* [The exercise]
Which lines hold the word "سليمان"? Copy each one.

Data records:
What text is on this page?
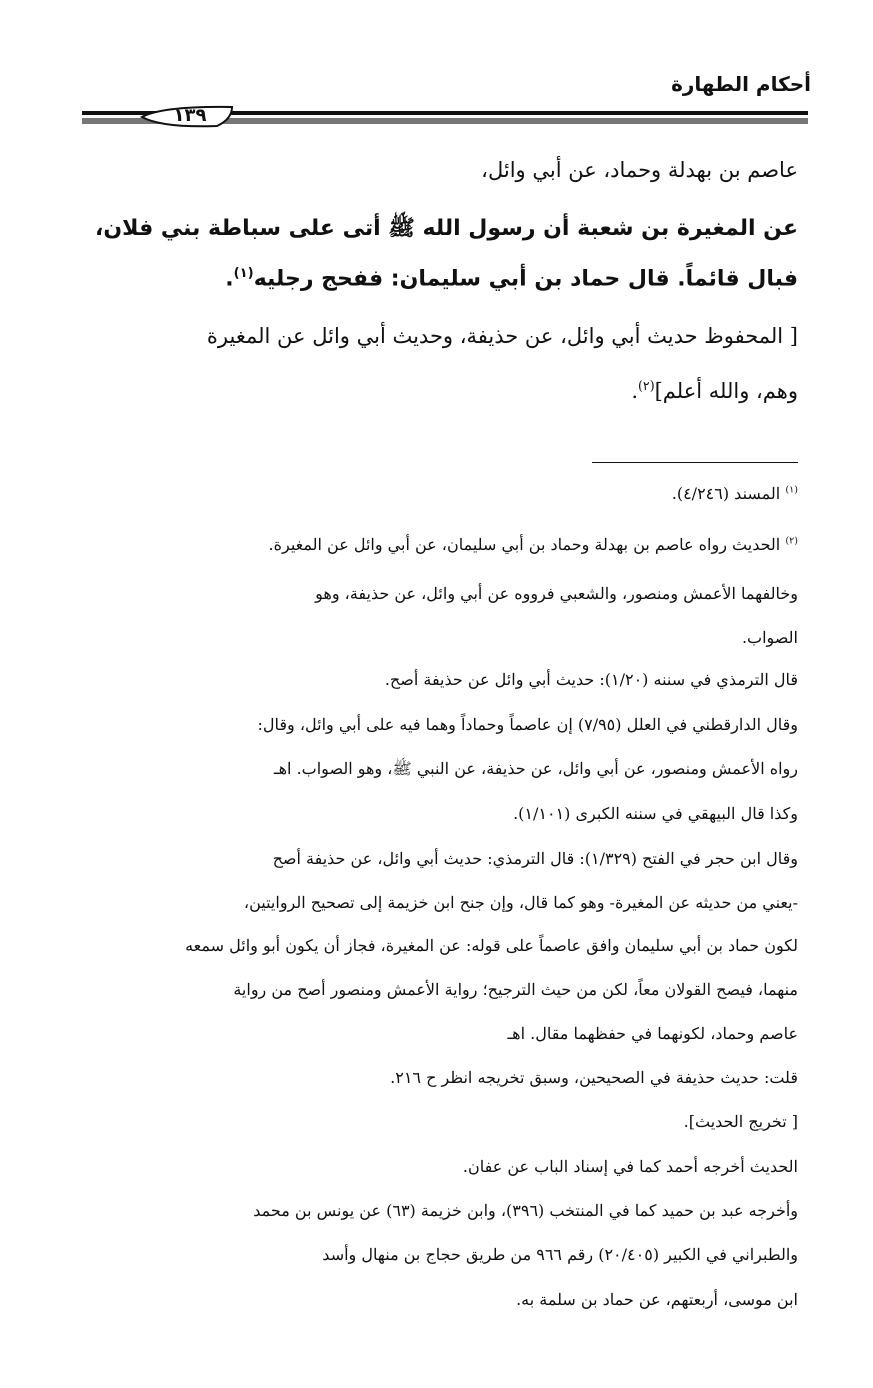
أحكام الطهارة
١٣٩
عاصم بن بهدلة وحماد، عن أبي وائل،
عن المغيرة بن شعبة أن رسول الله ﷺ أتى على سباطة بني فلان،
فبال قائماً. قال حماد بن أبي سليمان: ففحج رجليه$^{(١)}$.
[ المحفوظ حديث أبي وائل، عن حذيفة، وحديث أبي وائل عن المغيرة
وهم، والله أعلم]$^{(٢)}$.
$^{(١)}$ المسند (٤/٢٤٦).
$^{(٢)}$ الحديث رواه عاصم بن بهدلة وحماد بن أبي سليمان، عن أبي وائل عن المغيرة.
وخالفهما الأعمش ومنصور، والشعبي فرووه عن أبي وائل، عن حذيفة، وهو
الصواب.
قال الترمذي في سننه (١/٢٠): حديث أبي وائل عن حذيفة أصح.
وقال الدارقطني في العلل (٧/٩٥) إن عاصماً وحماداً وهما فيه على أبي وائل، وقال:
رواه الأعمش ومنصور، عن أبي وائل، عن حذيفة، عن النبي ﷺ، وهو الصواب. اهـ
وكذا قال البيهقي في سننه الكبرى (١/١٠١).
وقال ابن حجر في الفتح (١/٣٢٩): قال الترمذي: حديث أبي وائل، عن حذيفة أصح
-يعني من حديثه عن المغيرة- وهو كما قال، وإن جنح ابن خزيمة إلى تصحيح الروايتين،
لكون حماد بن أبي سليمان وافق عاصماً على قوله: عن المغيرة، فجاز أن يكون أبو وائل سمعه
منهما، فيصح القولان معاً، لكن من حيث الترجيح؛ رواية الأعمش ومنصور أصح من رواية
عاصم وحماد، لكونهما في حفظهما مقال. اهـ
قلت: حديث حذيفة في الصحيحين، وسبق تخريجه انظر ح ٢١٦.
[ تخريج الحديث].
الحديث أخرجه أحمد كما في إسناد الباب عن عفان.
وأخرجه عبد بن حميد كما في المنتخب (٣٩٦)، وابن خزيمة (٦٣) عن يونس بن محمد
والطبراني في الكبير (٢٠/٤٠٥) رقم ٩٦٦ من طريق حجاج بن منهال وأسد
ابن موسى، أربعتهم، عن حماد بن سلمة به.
* * *
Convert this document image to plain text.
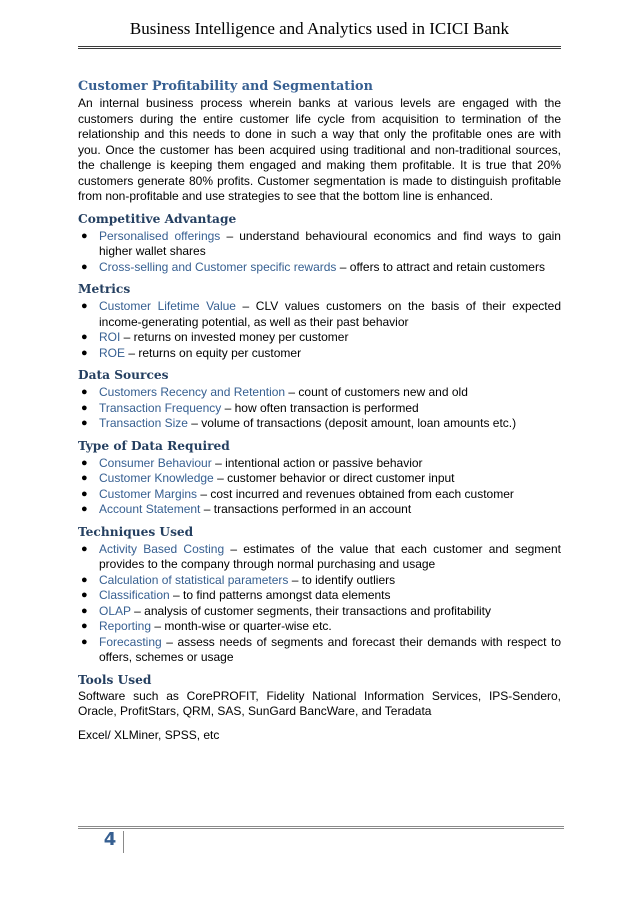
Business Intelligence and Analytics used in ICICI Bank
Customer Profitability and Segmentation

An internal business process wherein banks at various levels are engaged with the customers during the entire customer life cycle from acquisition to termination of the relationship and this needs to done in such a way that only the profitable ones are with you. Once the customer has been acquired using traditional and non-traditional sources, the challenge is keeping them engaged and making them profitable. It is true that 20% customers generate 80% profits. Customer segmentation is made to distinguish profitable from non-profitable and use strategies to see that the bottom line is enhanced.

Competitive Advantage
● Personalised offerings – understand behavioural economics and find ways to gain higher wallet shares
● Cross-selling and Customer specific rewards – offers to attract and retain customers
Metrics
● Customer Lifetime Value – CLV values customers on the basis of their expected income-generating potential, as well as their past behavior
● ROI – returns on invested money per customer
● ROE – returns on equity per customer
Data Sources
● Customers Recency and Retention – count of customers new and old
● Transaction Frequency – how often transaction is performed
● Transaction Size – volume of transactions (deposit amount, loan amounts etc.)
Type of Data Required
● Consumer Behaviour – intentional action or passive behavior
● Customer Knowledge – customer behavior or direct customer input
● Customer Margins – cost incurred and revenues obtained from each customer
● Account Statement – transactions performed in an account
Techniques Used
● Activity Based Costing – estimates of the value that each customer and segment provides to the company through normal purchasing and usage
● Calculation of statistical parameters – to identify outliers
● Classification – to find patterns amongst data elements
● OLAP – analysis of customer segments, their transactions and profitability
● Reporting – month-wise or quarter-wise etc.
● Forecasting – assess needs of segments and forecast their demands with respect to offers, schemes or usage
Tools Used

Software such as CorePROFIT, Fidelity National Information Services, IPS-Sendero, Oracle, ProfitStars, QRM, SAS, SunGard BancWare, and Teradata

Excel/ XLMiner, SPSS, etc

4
...
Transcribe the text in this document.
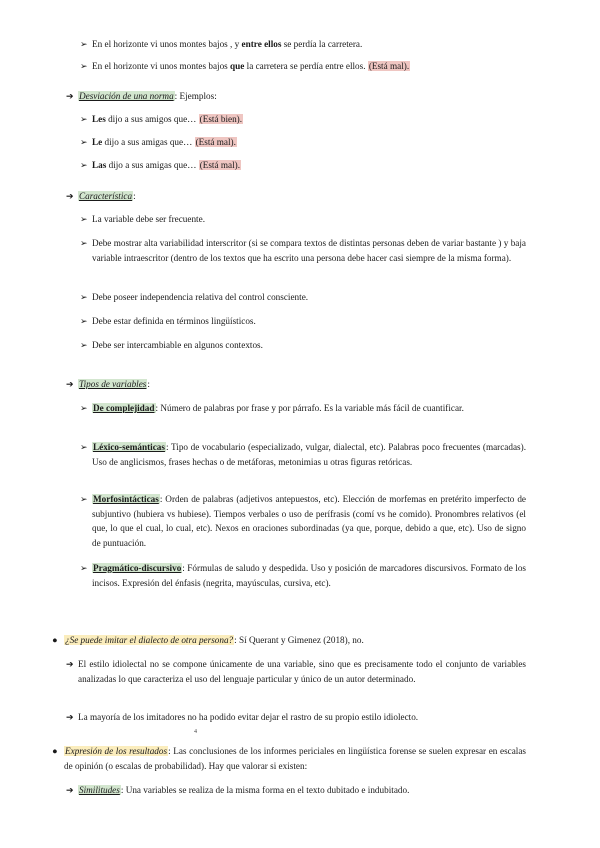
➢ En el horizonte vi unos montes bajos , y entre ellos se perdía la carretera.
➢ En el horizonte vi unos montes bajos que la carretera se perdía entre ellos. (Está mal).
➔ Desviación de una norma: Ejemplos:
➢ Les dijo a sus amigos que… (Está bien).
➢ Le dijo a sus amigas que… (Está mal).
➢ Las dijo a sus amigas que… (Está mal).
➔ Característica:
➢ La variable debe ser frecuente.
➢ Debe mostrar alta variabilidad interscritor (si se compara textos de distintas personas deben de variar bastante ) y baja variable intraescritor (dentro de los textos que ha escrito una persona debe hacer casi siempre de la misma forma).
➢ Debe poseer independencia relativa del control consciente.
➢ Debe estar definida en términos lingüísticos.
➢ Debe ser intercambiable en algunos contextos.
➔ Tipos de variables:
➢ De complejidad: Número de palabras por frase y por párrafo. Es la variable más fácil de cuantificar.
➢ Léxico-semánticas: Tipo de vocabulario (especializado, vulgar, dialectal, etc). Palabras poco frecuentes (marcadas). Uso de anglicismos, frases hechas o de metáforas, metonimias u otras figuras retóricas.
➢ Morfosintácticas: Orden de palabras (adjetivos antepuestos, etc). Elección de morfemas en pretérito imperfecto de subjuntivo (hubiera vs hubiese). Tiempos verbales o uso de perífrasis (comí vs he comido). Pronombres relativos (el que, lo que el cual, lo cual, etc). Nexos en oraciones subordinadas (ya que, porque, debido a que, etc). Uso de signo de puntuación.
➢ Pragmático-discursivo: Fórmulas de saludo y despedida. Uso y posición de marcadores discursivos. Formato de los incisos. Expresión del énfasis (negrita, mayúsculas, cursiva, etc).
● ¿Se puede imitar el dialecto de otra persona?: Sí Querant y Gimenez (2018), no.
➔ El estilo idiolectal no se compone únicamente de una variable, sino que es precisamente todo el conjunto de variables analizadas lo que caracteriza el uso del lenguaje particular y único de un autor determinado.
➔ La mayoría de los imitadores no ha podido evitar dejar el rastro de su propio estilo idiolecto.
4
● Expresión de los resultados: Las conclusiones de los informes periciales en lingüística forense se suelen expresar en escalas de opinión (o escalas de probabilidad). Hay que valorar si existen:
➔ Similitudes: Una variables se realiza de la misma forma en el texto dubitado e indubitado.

* [Problem solution]
فبال قائماً. قال حماد بن أبي سليمان: ففحج رجليه$^{(١)}$.
$^{(٢)}$ الحديث رواه عاصم بن بهدلة وحماد بن أبي سليمان، عن أبي وائل عن المغيرة.
لكون حماد بن أبي سليمان وافق عاصماً على قوله: عن المغيرة، فجاز أن يكون أبو وائل سمعه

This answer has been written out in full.